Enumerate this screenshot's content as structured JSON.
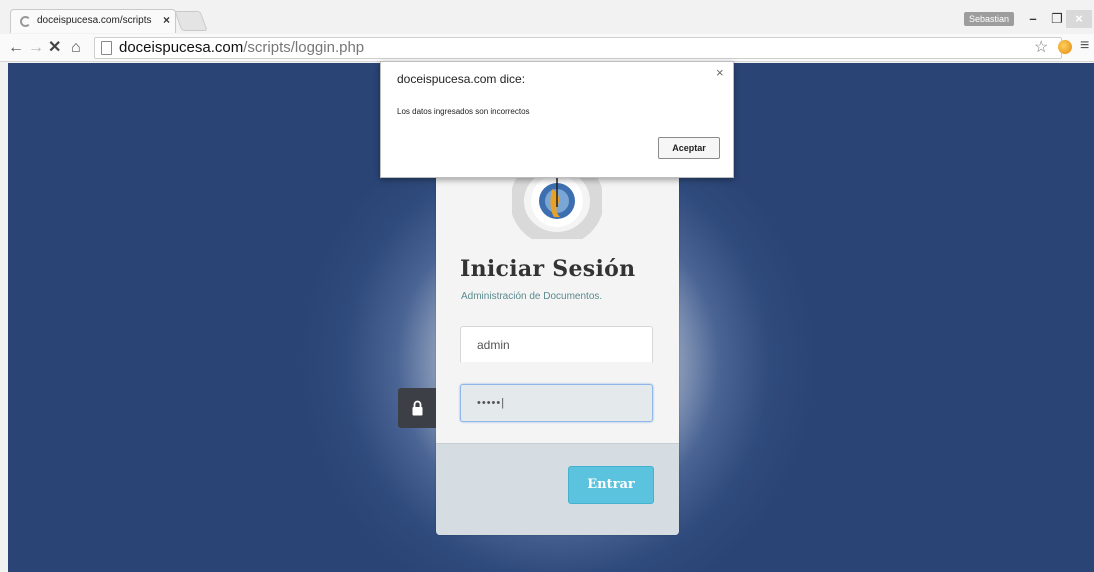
{
  "browser": {
    "tab_title": "doceispucesa.com/scripts",
    "tab_close": "×",
    "user_name": "Sebastian",
    "window_controls": {
      "minimize": "–",
      "maximize": "❐",
      "close": "×"
    },
    "nav": {
      "back": "←",
      "forward": "→",
      "stop": "✕",
      "home": "⌂"
    },
    "url_host": "doceispucesa.com",
    "url_path": "/scripts/loggin.php",
    "icons": [
      "loading-spinner-icon",
      "page-icon",
      "star-icon",
      "cookie-extension-icon",
      "menu-icon",
      "lock-icon"
    ]
  },
  "login": {
    "title": "Iniciar Sesión",
    "subtitle": "Administración de Documentos.",
    "username_value": "admin",
    "password_value": "•••••|",
    "submit_label": "Entrar"
  },
  "dialog": {
    "title": "doceispucesa.com dice:",
    "close": "×",
    "message": "Los datos ingresados son incorrectos",
    "ok_label": "Aceptar"
  },
  "colors": {
    "page_background": "#2f4a7c",
    "submit_button": "#5bc3de",
    "card_footer": "#d6dde2",
    "lock_tab": "#3c3f45"
  }
}
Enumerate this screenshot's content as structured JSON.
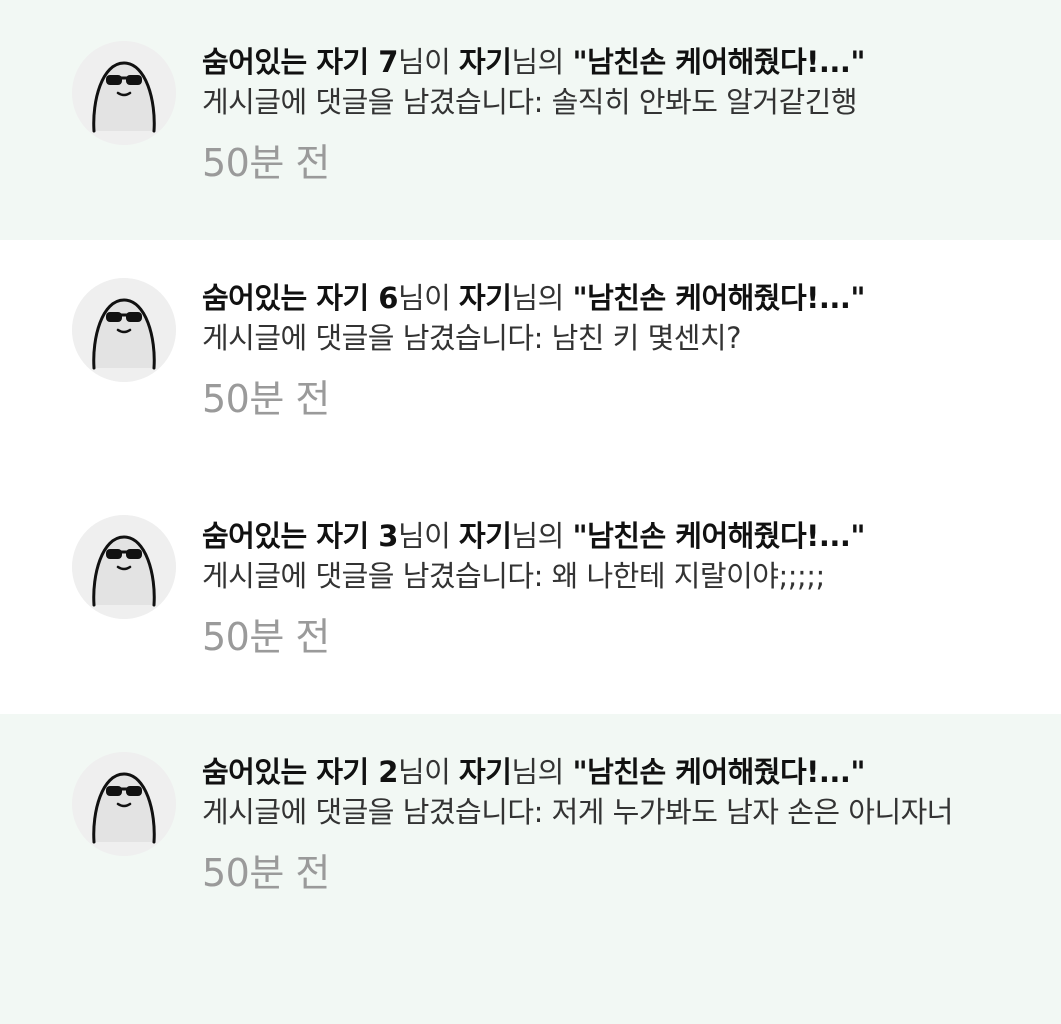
{
  "notifications": [
    {
      "read": false,
      "author": "숨어있는 자기 7",
      "mid_text": "님이 ",
      "post_owner": "자기",
      "owner_suffix": "님의 ",
      "post_title": "\"남친손 케어해줬다!...\"",
      "body_prefix": "게시글에 댓글을 남겼습니다: ",
      "comment": "솔직히 안봐도 알거같긴행",
      "time": "50분 전",
      "avatar_icon": "penguin-sunglasses-avatar-icon"
    },
    {
      "read": true,
      "author": "숨어있는 자기 6",
      "mid_text": "님이 ",
      "post_owner": "자기",
      "owner_suffix": "님의 ",
      "post_title": "\"남친손 케어해줬다!...\"",
      "body_prefix": "게시글에 댓글을 남겼습니다: ",
      "comment": "남친 키 몇센치?",
      "time": "50분 전",
      "avatar_icon": "penguin-sunglasses-avatar-icon"
    },
    {
      "read": true,
      "author": "숨어있는 자기 3",
      "mid_text": "님이 ",
      "post_owner": "자기",
      "owner_suffix": "님의 ",
      "post_title": "\"남친손 케어해줬다!...\"",
      "body_prefix": "게시글에 댓글을 남겼습니다: ",
      "comment": "왜 나한테 지랄이야;;;;;",
      "time": "50분 전",
      "avatar_icon": "penguin-sunglasses-avatar-icon"
    },
    {
      "read": false,
      "author": "숨어있는 자기 2",
      "mid_text": "님이 ",
      "post_owner": "자기",
      "owner_suffix": "님의 ",
      "post_title": "\"남친손 케어해줬다!...\"",
      "body_prefix": "게시글에 댓글을 남겼습니다: ",
      "comment": "저게 누가봐도 남자 손은 아니자너",
      "time": "50분 전",
      "avatar_icon": "penguin-sunglasses-avatar-icon"
    }
  ],
  "colors": {
    "unread_bg": "#f2f8f4",
    "read_bg": "#ffffff",
    "time_text": "#9a9a9a"
  }
}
◆ ◆ ◆
Return the full material word for word. Do not include the pictures.

**Result:**
Enumerate this screenshot's content as structured JSON.
{
  "browser": {
    "tab_title": "doceispucesa.com/scripts",
    "tab_close": "×",
    "user_name": "Sebastian",
    "window_controls": {
      "minimize": "–",
      "maximize": "❐",
      "close": "×"
    },
    "nav": {
      "back": "←",
      "forward": "→",
      "stop": "✕",
      "home": "⌂"
    },
    "url_host": "doceispucesa.com",
    "url_path": "/scripts/loggin.php",
    "icons": [
      "loading-spinner-icon",
      "page-icon",
      "star-icon",
      "cookie-extension-icon",
      "menu-icon",
      "lock-icon"
    ]
  },
  "login": {
    "title": "Iniciar Sesión",
    "subtitle": "Administración de Documentos.",
    "username_value": "admin",
    "password_value": "•••••|",
    "submit_label": "Entrar"
  },
  "dialog": {
    "title": "doceispucesa.com dice:",
    "close": "×",
    "message": "Los datos ingresados son incorrectos",
    "ok_label": "Aceptar"
  },
  "colors": {
    "page_background": "#2f4a7c",
    "submit_button": "#5bc3de",
    "card_footer": "#d6dde2",
    "lock_tab": "#3c3f45"
  }
}
Enumerate this screenshot's content as structured JSON.
{
  "notifications": [
    {
      "read": false,
      "author": "숨어있는 자기 7",
      "mid_text": "님이 ",
      "post_owner": "자기",
      "owner_suffix": "님의 ",
      "post_title": "\"남친손 케어해줬다!...\"",
      "body_prefix": "게시글에 댓글을 남겼습니다: ",
      "comment": "솔직히 안봐도 알거같긴행",
      "time": "50분 전",
      "avatar_icon": "penguin-sunglasses-avatar-icon"
    },
    {
      "read": true,
      "author": "숨어있는 자기 6",
      "mid_text": "님이 ",
      "post_owner": "자기",
      "owner_suffix": "님의 ",
      "post_title": "\"남친손 케어해줬다!...\"",
      "body_prefix": "게시글에 댓글을 남겼습니다: ",
      "comment": "남친 키 몇센치?",
      "time": "50분 전",
      "avatar_icon": "penguin-sunglasses-avatar-icon"
    },
    {
      "read": true,
      "author": "숨어있는 자기 3",
      "mid_text": "님이 ",
      "post_owner": "자기",
      "owner_suffix": "님의 ",
      "post_title": "\"남친손 케어해줬다!...\"",
      "body_prefix": "게시글에 댓글을 남겼습니다: ",
      "comment": "왜 나한테 지랄이야;;;;;",
      "time": "50분 전",
      "avatar_icon": "penguin-sunglasses-avatar-icon"
    },
    {
      "read": false,
      "author": "숨어있는 자기 2",
      "mid_text": "님이 ",
      "post_owner": "자기",
      "owner_suffix": "님의 ",
      "post_title": "\"남친손 케어해줬다!...\"",
      "body_prefix": "게시글에 댓글을 남겼습니다: ",
      "comment": "저게 누가봐도 남자 손은 아니자너",
      "time": "50분 전",
      "avatar_icon": "penguin-sunglasses-avatar-icon"
    }
  ],
  "colors": {
    "unread_bg": "#f2f8f4",
    "read_bg": "#ffffff",
    "time_text": "#9a9a9a"
  }
}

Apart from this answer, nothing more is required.